Supplied passage
::::::
On Thu, Aug 25, 2016 at 1:31 AM, Tom Yan <tom.ty89@gmail.com> wrote:
> On 25 August 2016 at 05:28, Shaun Tancheff <shaun.tancheff@seagate.com> wrote:
>> On Wed, Aug 24, 2016 at 12:31 AM, Tom Yan <tom.ty89@gmail.com> wrote:
>>> On 24 August 2016 at 11:33, Martin K. Petersen
>>> <martin.petersen@oracle.com> wrote:
>>>>>>>>> "Tom" == Tom Yan <tom.ty89@gmail.com> writes:
>>>>
>>>> Tom> Nope, SCSI Write Same commands does not have payload (or in SCSI
>>>> Tom> terms, parameter list / data-out buffer).
>>>>
>>>> WRITE SAME has a a payload of 1 logical block (unless NDOB is set but we
>>>> have had no good reason to support that yet).
>>>
>>> Interesting, I wasn't aware of the bit. I just didn't see any
>>> parameter list defined for any of the Write Same commands. Ah wait, it
>>> carries the pattern (the "same") and so.
>>>
>>> Hmm, it doesn't seem like the translation implemented in this patch
>>> series cares about the payload though?
>>
>> As repeated here and elsewhere the payload is:
>>     scsi_sglist(cmd)
>> and it was put there by scsi_init_io() when it called scsi_init_sgtable()
>
> What I mean is:
>
> put_unaligned_le32(0u,      &sctpg[10]);
>
> So even if the payload of the SCSI Write Same commands instruct a
> non-zero pattern writing, SCT Write Same will conveniently ignore that
> do zero-filling anyway. That's what I mean by "doesn't care about the
> payload".
::::::
(Listings of boxed layout items)
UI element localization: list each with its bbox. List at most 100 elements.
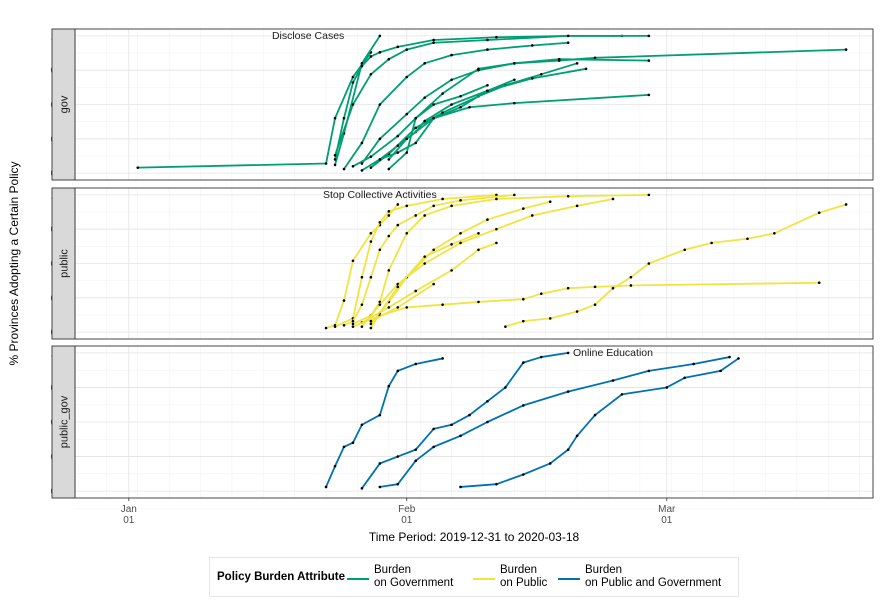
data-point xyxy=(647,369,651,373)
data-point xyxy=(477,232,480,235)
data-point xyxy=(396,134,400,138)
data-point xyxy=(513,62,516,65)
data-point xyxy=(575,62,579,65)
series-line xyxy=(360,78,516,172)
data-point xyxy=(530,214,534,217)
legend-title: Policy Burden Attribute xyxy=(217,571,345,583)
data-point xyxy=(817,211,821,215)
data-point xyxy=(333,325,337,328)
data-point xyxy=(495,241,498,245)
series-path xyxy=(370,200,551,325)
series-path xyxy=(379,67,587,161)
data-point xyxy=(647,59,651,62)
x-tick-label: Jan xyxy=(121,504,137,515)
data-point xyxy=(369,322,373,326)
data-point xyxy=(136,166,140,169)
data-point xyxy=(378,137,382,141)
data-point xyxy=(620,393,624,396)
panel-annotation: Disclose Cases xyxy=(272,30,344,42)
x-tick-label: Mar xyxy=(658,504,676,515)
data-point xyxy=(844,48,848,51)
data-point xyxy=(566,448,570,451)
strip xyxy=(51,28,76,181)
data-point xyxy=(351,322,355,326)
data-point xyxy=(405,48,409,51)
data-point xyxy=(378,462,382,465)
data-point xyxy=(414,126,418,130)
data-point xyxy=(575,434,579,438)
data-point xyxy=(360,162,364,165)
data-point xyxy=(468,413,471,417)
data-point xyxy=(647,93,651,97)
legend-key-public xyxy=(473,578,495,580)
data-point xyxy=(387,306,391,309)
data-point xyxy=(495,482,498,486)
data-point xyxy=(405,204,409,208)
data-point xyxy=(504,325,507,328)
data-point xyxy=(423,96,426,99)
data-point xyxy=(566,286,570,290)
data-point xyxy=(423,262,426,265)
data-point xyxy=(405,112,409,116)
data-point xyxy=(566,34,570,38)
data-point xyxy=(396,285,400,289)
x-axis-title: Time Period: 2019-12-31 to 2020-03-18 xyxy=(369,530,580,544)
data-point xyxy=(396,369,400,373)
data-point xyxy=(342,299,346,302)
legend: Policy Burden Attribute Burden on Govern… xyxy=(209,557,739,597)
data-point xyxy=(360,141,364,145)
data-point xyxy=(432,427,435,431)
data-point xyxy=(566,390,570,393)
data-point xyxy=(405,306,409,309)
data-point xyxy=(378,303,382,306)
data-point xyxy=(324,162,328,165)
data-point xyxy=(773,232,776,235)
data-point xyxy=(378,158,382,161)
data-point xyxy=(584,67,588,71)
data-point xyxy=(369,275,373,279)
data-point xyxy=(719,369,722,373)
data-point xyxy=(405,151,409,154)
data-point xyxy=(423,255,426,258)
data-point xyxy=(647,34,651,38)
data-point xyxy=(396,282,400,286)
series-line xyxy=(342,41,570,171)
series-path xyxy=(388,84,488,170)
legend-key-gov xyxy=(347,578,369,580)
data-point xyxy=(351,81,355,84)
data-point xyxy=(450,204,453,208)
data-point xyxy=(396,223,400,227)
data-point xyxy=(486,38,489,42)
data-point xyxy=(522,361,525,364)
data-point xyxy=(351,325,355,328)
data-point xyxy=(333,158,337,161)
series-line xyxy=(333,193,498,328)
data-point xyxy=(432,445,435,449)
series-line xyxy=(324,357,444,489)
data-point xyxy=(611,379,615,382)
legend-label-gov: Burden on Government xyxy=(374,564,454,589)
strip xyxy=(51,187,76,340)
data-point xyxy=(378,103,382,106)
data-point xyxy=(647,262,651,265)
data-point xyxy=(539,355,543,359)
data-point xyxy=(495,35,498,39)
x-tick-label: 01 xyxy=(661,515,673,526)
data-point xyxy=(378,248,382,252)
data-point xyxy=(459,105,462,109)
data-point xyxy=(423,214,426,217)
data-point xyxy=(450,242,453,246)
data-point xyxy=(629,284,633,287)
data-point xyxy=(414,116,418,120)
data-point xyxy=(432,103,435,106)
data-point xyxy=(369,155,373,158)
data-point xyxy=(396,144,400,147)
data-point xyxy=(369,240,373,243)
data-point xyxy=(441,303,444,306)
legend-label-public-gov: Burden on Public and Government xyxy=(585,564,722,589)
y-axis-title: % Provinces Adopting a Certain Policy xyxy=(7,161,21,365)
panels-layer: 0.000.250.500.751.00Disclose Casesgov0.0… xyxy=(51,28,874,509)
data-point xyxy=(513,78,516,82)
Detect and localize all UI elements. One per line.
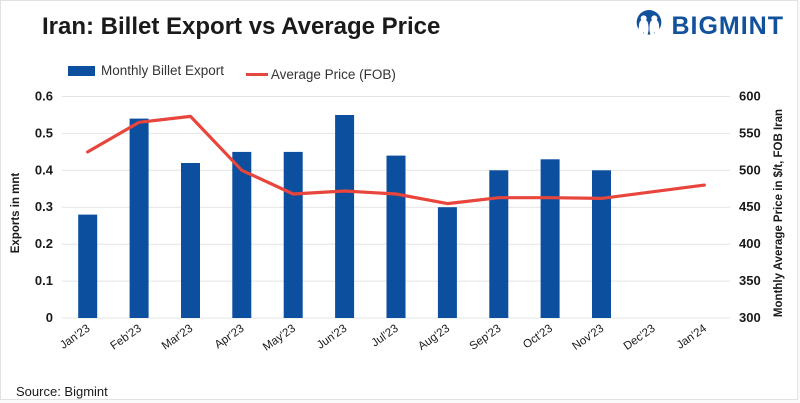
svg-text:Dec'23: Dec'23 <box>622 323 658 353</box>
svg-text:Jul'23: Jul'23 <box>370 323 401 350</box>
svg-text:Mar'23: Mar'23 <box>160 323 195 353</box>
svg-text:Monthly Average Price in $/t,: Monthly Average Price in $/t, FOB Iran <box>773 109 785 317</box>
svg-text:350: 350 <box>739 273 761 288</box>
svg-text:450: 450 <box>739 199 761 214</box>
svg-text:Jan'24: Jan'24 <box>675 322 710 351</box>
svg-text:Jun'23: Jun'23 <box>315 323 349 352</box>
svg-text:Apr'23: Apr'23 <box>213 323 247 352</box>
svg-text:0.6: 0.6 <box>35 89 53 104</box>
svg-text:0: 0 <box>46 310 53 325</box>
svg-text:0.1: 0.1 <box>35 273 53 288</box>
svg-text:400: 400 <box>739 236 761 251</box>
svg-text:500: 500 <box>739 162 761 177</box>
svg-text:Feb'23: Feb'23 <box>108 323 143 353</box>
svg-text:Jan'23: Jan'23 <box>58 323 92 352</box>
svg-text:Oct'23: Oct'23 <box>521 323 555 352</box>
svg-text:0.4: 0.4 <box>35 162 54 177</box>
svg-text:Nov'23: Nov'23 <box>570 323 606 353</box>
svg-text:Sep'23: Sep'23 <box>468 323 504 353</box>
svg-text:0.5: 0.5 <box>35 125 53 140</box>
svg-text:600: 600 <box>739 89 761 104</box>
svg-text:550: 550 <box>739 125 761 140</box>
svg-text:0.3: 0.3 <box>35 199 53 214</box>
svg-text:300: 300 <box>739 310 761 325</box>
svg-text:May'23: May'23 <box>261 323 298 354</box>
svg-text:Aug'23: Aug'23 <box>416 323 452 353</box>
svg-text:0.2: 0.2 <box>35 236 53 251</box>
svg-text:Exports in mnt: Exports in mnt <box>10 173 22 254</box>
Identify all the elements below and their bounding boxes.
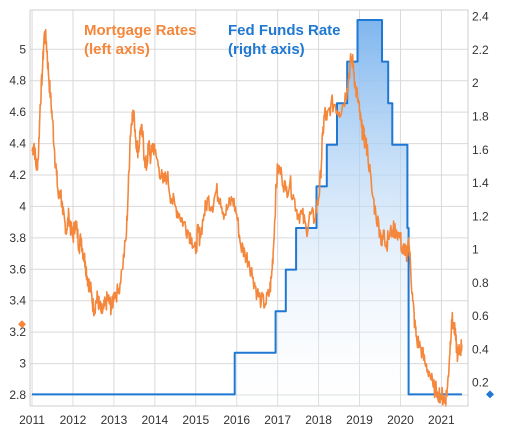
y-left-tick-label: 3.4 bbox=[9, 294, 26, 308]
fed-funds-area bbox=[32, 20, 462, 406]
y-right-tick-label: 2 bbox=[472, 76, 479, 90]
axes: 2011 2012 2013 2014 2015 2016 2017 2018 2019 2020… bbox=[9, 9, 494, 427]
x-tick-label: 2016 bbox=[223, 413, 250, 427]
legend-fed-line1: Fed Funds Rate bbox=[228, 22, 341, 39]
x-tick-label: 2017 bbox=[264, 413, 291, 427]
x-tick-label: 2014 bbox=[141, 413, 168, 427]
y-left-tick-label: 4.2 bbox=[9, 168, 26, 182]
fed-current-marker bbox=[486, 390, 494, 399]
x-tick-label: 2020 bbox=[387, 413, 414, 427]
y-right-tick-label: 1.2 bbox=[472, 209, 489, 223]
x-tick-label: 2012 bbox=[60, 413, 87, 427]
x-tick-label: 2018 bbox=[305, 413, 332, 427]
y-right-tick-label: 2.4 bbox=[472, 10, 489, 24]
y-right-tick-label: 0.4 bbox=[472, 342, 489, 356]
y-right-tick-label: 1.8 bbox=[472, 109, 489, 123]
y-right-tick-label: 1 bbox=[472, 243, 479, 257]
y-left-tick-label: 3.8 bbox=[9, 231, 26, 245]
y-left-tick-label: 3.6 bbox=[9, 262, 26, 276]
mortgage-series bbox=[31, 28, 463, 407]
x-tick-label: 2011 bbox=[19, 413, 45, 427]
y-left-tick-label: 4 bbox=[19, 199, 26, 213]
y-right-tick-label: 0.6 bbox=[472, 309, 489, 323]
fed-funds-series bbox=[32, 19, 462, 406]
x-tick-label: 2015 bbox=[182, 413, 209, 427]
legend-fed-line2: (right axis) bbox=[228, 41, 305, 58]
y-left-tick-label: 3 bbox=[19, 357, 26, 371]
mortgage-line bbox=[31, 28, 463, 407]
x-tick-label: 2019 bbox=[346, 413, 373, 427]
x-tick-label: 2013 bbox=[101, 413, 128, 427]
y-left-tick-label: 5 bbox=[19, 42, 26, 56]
::::::
Task requirements
1/ In the mailing-list thread about Write Same, what payload does Martin K. Petersen say WRITE SAME carries?
2/ Proceed with the mailing-list thread on Write Same payloads from the point where it stops.

Answers to the problems
1/ A payload of one logical block, unless NDOB is set.

2/
If you would like to add support for that it would be nice. I am not
planning to do so here.

> Though that would only be case with SG_IO though. SCSI Write Same
> issued from block layer (BLKZEROOUT) will be instructing zero-filling
> anyway.

>>>> UNMAP has a payload that varies based on the number of range
>>>> descriptors. The SCSI disk driver only ever issues a single descriptor
>>>> but since libata doesn't support UNMAP this doesn't really come into
>>>> play.
>>>>
>>>> Ideally there would be a way to distinguish between device limits for
>>>> WRITE SAME with the UNMAP bit and for "regular" WRITE SAME. One way to
>>>> do that would be to transition the libata discard implementation over to
>>>> single-range UNMAP, fill out the relevant VPD page B0 fields and leave
>>>> the WRITE SAME bits for writing zeroes.
>>>>
>>>> One reason that has not been particularly compelling is that the WRITE
>>>> SAME payload buffer does double duty to hold the ATA DSM TRIM range
>>>
>>> Huh? Why would the SATL care about its payload buffer for TRIM (i.e.
>>> when the UNMAP bit is set)? Doesn't it just read the LBA and NUMBER OF
>>> BLOCKS field and pack TRIM ranges/payload according to that?
>>>
>>>> descriptors and matches the required ATA payload size. Whereas the UNMAP
>>>
>>> Why would it need to "matches the required ATA payload size"?
>>>
>>>> command would only provide 24 bytes of TRIM range space.
>>>
>>> I don't really follow. The UNMAP descriptor has LBA (8 bytes / 64-bit)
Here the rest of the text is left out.